- [Problem to work on]
Go through the listing below and list every line with "JSON".

- [Data provided]

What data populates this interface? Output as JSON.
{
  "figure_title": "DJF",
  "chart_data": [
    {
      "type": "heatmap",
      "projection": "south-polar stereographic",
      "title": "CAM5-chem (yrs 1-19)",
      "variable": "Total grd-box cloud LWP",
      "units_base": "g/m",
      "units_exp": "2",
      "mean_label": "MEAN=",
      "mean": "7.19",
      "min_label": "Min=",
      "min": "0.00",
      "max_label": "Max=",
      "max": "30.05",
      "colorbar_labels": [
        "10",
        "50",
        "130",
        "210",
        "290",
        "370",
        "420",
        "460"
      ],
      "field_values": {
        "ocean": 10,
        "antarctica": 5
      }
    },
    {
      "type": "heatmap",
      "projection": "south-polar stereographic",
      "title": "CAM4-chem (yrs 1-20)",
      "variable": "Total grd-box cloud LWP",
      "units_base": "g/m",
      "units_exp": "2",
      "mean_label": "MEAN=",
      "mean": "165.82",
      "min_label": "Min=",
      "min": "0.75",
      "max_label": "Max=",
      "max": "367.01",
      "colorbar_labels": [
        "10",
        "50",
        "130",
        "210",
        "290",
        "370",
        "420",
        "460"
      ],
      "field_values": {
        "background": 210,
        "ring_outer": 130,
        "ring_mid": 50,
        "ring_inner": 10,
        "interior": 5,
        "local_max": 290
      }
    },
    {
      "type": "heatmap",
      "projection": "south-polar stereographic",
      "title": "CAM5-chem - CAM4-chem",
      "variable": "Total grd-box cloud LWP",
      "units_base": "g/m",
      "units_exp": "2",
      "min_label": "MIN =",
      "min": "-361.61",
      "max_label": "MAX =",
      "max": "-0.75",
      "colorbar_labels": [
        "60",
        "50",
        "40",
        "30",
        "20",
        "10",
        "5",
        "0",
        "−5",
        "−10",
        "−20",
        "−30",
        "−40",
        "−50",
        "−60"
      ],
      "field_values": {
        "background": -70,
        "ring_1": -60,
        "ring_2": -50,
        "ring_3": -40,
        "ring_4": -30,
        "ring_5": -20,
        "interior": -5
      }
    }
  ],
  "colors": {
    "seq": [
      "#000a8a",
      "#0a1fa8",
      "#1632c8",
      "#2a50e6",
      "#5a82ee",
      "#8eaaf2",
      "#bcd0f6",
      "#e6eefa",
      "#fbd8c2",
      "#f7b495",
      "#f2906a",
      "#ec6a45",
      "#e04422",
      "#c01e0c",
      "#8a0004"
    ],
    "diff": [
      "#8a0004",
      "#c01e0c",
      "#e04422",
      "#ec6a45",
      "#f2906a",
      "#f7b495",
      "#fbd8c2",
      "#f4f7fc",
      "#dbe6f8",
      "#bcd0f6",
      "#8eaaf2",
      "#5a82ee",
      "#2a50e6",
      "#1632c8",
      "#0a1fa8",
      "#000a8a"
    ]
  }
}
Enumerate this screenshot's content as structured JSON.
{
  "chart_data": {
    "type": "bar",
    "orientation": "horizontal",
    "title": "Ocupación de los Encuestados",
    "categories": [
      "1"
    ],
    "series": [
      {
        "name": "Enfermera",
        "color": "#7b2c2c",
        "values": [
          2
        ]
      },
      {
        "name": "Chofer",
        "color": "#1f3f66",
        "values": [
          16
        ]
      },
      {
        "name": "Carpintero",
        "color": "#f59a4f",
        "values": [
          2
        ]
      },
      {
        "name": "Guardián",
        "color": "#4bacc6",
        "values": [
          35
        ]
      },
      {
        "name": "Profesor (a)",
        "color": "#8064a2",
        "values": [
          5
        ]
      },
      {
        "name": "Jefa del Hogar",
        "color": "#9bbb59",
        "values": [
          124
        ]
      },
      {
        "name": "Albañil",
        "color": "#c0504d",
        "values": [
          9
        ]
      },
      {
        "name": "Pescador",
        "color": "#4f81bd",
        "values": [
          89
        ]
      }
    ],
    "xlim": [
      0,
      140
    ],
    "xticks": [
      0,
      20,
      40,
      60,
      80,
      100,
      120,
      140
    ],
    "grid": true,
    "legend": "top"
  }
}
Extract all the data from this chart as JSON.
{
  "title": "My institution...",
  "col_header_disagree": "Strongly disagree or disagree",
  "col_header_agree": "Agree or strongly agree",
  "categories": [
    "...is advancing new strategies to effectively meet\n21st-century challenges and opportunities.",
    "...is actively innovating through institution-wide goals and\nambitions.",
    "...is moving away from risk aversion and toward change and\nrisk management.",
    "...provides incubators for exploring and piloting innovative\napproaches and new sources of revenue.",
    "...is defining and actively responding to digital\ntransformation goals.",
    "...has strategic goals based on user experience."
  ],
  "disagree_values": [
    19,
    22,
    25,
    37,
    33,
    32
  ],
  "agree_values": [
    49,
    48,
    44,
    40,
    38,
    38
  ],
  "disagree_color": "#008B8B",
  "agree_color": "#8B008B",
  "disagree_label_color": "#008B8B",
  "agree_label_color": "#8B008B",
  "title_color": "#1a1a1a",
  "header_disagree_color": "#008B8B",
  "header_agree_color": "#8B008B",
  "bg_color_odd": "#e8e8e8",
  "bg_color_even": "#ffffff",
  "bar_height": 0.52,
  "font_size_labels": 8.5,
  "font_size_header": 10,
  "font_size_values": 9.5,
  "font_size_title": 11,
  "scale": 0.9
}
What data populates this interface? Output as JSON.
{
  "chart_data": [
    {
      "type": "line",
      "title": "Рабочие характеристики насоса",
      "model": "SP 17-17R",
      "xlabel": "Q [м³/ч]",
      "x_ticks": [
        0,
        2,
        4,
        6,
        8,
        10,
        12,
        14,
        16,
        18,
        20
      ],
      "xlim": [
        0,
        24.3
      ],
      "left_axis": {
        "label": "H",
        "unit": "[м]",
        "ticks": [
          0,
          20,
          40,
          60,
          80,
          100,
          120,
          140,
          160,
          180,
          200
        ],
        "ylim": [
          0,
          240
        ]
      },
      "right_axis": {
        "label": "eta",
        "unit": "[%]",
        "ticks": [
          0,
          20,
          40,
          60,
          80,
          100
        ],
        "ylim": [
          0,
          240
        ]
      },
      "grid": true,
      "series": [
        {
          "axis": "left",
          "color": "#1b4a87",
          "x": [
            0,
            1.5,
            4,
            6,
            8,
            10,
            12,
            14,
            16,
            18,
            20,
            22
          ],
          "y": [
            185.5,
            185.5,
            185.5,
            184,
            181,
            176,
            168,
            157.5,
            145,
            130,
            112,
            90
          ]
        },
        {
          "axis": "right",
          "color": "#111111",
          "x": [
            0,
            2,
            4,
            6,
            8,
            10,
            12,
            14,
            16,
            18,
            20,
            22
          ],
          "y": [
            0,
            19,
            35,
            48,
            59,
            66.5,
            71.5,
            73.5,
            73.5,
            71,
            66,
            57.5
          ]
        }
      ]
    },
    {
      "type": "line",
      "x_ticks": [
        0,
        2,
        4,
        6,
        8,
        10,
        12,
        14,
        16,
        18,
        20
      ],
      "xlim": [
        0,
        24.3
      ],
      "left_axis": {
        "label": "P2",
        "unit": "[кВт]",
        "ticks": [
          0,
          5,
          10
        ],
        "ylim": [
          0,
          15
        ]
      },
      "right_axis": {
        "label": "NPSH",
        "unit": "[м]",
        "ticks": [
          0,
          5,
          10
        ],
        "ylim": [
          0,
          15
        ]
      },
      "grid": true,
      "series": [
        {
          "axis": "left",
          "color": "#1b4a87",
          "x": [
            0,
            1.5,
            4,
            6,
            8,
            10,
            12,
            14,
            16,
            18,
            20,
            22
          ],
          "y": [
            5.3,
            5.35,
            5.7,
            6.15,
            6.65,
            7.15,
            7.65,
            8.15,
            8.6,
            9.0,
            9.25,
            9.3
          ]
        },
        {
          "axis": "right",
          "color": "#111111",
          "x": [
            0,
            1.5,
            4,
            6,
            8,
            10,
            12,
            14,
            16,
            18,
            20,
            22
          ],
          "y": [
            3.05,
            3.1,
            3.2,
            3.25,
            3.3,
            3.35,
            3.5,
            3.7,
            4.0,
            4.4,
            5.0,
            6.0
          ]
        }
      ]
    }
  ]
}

- [Output for this exercise]
What data populates this interface? Output as JSON.
Enumerate this screenshot's content as structured JSON.
Extract all the data from this chart as JSON.
What data populates this interface? Output as JSON.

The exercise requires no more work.